>>>

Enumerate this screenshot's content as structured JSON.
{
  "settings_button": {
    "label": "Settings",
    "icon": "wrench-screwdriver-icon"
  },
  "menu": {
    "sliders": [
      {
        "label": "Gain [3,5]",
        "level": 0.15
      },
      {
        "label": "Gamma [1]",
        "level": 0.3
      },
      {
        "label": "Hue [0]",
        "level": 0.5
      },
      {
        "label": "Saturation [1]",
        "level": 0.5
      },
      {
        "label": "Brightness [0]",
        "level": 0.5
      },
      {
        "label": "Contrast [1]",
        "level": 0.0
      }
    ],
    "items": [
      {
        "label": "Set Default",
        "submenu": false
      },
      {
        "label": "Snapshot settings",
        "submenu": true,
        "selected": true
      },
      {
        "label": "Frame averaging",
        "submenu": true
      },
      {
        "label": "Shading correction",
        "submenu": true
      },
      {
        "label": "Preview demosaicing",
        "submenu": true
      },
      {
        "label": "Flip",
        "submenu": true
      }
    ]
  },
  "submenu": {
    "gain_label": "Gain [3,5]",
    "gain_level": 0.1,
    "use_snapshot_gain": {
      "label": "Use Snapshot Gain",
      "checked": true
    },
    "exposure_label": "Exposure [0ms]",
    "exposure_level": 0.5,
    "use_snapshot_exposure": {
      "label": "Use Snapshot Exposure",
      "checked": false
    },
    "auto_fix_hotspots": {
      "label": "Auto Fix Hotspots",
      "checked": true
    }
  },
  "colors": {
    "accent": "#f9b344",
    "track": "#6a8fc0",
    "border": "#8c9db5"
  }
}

<<<

◆ EXERCISE AIM ◆
Each entry is to be returned in full, character for character.

◆ ANSWER TO THIS PROBLEM ◆
Enumerate this screenshot's content as structured JSON.
{
  "settings_button": {
    "label": "Settings",
    "icon": "wrench-screwdriver-icon"
  },
  "menu": {
    "sliders": [
      {
        "label": "Gain [3,5]",
        "level": 0.15
      },
      {
        "label": "Gamma [1]",
        "level": 0.3
      },
      {
        "label": "Hue [0]",
        "level": 0.5
      },
      {
        "label": "Saturation [1]",
        "level": 0.5
      },
      {
        "label": "Brightness [0]",
        "level": 0.5
      },
      {
        "label": "Contrast [1]",
        "level": 0.0
      }
    ],
    "items": [
      {
        "label": "Set Default",
        "submenu": false
      },
      {
        "label": "Snapshot settings",
        "submenu": true,
        "selected": true
      },
      {
        "label": "Frame averaging",
        "submenu": true
      },
      {
        "label": "Shading correction",
        "submenu": true
      },
      {
        "label": "Preview demosaicing",
        "submenu": true
      },
      {
        "label": "Flip",
        "submenu": true
      }
    ]
  },
  "submenu": {
    "gain_label": "Gain [3,5]",
    "gain_level": 0.1,
    "use_snapshot_gain": {
      "label": "Use Snapshot Gain",
      "checked": true
    },
    "exposure_label": "Exposure [0ms]",
    "exposure_level": 0.5,
    "use_snapshot_exposure": {
      "label": "Use Snapshot Exposure",
      "checked": false
    },
    "auto_fix_hotspots": {
      "label": "Auto Fix Hotspots",
      "checked": true
    }
  },
  "colors": {
    "accent": "#f9b344",
    "track": "#6a8fc0",
    "border": "#8c9db5"
  }
}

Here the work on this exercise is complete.